Records from a data collection
◇ ◇ ◇ ◇ ◇ ◇ ◇
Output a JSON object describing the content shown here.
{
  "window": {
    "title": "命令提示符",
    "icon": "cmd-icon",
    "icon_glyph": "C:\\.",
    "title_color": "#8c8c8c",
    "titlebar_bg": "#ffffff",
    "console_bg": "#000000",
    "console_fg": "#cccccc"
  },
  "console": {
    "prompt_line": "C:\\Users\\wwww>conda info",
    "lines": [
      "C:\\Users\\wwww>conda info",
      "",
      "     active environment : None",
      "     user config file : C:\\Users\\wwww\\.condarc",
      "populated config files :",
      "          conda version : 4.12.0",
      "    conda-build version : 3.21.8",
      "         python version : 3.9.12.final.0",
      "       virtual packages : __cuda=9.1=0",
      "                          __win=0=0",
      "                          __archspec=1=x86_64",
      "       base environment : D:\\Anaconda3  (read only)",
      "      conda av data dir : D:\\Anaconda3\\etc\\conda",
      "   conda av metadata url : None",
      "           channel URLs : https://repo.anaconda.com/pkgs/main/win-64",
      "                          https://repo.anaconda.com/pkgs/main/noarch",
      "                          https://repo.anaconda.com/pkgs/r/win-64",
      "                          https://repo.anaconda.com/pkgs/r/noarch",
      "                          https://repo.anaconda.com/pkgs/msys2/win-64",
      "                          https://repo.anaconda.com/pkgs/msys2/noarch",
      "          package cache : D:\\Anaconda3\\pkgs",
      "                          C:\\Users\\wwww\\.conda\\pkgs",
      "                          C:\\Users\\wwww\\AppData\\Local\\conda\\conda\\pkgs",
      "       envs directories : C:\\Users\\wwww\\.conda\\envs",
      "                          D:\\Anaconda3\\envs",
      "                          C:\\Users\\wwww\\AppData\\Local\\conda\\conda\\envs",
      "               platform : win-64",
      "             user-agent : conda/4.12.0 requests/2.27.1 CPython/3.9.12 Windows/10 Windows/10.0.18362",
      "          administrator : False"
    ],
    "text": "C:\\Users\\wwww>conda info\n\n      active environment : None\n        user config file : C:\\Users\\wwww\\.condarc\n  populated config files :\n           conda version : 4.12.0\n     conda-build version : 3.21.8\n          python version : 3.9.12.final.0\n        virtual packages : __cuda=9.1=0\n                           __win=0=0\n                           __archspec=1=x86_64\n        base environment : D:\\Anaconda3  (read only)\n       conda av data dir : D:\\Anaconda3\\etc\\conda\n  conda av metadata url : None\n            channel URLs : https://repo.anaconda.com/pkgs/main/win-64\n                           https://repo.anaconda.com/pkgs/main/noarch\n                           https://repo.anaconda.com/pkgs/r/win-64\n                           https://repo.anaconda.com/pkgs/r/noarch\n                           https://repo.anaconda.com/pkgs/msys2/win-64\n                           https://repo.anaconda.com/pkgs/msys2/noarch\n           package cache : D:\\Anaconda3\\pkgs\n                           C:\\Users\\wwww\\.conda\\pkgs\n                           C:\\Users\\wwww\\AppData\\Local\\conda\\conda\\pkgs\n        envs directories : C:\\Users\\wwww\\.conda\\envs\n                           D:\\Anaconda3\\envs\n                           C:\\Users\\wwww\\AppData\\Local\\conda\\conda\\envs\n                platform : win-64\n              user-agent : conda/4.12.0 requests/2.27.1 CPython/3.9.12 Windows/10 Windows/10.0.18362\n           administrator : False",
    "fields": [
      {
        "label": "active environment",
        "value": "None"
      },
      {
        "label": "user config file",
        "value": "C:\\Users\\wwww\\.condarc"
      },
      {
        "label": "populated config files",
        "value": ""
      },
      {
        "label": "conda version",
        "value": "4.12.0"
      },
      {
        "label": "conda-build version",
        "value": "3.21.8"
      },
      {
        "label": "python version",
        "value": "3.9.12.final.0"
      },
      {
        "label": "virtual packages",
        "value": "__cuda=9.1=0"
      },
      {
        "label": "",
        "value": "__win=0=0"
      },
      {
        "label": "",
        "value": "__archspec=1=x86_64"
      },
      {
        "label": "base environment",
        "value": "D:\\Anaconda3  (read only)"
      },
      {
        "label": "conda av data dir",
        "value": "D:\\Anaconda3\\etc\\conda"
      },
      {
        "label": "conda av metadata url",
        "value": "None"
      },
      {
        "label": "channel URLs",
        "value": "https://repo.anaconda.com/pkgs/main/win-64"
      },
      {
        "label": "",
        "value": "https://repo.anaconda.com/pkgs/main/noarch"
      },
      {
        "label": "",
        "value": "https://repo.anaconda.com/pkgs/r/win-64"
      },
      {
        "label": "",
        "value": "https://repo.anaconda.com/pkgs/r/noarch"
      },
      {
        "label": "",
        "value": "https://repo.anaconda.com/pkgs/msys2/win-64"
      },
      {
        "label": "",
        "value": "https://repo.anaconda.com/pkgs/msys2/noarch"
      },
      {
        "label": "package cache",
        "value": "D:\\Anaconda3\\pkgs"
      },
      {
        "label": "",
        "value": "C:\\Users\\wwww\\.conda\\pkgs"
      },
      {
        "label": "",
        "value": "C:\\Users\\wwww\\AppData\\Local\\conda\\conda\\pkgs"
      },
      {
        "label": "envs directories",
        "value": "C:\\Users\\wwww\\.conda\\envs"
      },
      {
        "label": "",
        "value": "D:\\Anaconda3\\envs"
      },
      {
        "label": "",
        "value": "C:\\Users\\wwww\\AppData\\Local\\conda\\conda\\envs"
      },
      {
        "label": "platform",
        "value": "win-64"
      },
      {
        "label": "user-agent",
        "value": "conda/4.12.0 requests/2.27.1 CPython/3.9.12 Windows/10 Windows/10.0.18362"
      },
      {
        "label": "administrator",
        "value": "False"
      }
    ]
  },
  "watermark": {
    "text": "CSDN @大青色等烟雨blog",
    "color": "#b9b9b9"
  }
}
◇ ◇ ◇ ◇ ◇ ◇ ◇
* [Set problem]: Copy out each line above, character for character.

* [Task answer]:
Output a JSON object describing the content shown here.
{
  "window": {
    "title": "命令提示符",
    "icon": "cmd-icon",
    "icon_glyph": "C:\\.",
    "title_color": "#8c8c8c",
    "titlebar_bg": "#ffffff",
    "console_bg": "#000000",
    "console_fg": "#cccccc"
  },
  "console": {
    "prompt_line": "C:\\Users\\wwww>conda info",
    "lines": [
      "C:\\Users\\wwww>conda info",
      "",
      "     active environment : None",
      "     user config file : C:\\Users\\wwww\\.condarc",
      "populated config files :",
      "          conda version : 4.12.0",
      "    conda-build version : 3.21.8",
      "         python version : 3.9.12.final.0",
      "       virtual packages : __cuda=9.1=0",
      "                          __win=0=0",
      "                          __archspec=1=x86_64",
      "       base environment : D:\\Anaconda3  (read only)",
      "      conda av data dir : D:\\Anaconda3\\etc\\conda",
      "   conda av metadata url : None",
      "           channel URLs : https://repo.anaconda.com/pkgs/main/win-64",
      "                          https://repo.anaconda.com/pkgs/main/noarch",
      "                          https://repo.anaconda.com/pkgs/r/win-64",
      "                          https://repo.anaconda.com/pkgs/r/noarch",
      "                          https://repo.anaconda.com/pkgs/msys2/win-64",
      "                          https://repo.anaconda.com/pkgs/msys2/noarch",
      "          package cache : D:\\Anaconda3\\pkgs",
      "                          C:\\Users\\wwww\\.conda\\pkgs",
      "                          C:\\Users\\wwww\\AppData\\Local\\conda\\conda\\pkgs",
      "       envs directories : C:\\Users\\wwww\\.conda\\envs",
      "                          D:\\Anaconda3\\envs",
      "                          C:\\Users\\wwww\\AppData\\Local\\conda\\conda\\envs",
      "               platform : win-64",
      "             user-agent : conda/4.12.0 requests/2.27.1 CPython/3.9.12 Windows/10 Windows/10.0.18362",
      "          administrator : False"
    ],
    "text": "C:\\Users\\wwww>conda info\n\n      active environment : None\n        user config file : C:\\Users\\wwww\\.condarc\n  populated config files :\n           conda version : 4.12.0\n     conda-build version : 3.21.8\n          python version : 3.9.12.final.0\n        virtual packages : __cuda=9.1=0\n                           __win=0=0\n                           __archspec=1=x86_64\n        base environment : D:\\Anaconda3  (read only)\n       conda av data dir : D:\\Anaconda3\\etc\\conda\n  conda av metadata url : None\n            channel URLs : https://repo.anaconda.com/pkgs/main/win-64\n                           https://repo.anaconda.com/pkgs/main/noarch\n                           https://repo.anaconda.com/pkgs/r/win-64\n                           https://repo.anaconda.com/pkgs/r/noarch\n                           https://repo.anaconda.com/pkgs/msys2/win-64\n                           https://repo.anaconda.com/pkgs/msys2/noarch\n           package cache : D:\\Anaconda3\\pkgs\n                           C:\\Users\\wwww\\.conda\\pkgs\n                           C:\\Users\\wwww\\AppData\\Local\\conda\\conda\\pkgs\n        envs directories : C:\\Users\\wwww\\.conda\\envs\n                           D:\\Anaconda3\\envs\n                           C:\\Users\\wwww\\AppData\\Local\\conda\\conda\\envs\n                platform : win-64\n              user-agent : conda/4.12.0 requests/2.27.1 CPython/3.9.12 Windows/10 Windows/10.0.18362\n           administrator : False",
    "fields": [
      {
        "label": "active environment",
        "value": "None"
      },
      {
        "label": "user config file",
        "value": "C:\\Users\\wwww\\.condarc"
      },
      {
        "label": "populated config files",
        "value": ""
      },
      {
        "label": "conda version",
        "value": "4.12.0"
      },
      {
        "label": "conda-build version",
        "value": "3.21.8"
      },
      {
        "label": "python version",
        "value": "3.9.12.final.0"
      },
      {
        "label": "virtual packages",
        "value": "__cuda=9.1=0"
      },
      {
        "label": "",
        "value": "__win=0=0"
      },
      {
        "label": "",
        "value": "__archspec=1=x86_64"
      },
      {
        "label": "base environment",
        "value": "D:\\Anaconda3  (read only)"
      },
      {
        "label": "conda av data dir",
        "value": "D:\\Anaconda3\\etc\\conda"
      },
      {
        "label": "conda av metadata url",
        "value": "None"
      },
      {
        "label": "channel URLs",
        "value": "https://repo.anaconda.com/pkgs/main/win-64"
      },
      {
        "label": "",
        "value": "https://repo.anaconda.com/pkgs/main/noarch"
      },
      {
        "label": "",
        "value": "https://repo.anaconda.com/pkgs/r/win-64"
      },
      {
        "label": "",
        "value": "https://repo.anaconda.com/pkgs/r/noarch"
      },
      {
        "label": "",
        "value": "https://repo.anaconda.com/pkgs/msys2/win-64"
      },
      {
        "label": "",
        "value": "https://repo.anaconda.com/pkgs/msys2/noarch"
      },
      {
        "label": "package cache",
        "value": "D:\\Anaconda3\\pkgs"
      },
      {
        "label": "",
        "value": "C:\\Users\\wwww\\.conda\\pkgs"
      },
      {
        "label": "",
        "value": "C:\\Users\\wwww\\AppData\\Local\\conda\\conda\\pkgs"
      },
      {
        "label": "envs directories",
        "value": "C:\\Users\\wwww\\.conda\\envs"
      },
      {
        "label": "",
        "value": "D:\\Anaconda3\\envs"
      },
      {
        "label": "",
        "value": "C:\\Users\\wwww\\AppData\\Local\\conda\\conda\\envs"
      },
      {
        "label": "platform",
        "value": "win-64"
      },
      {
        "label": "user-agent",
        "value": "conda/4.12.0 requests/2.27.1 CPython/3.9.12 Windows/10 Windows/10.0.18362"
      },
      {
        "label": "administrator",
        "value": "False"
      }
    ]
  },
  "watermark": {
    "text": "CSDN @大青色等烟雨blog",
    "color": "#b9b9b9"
  }
}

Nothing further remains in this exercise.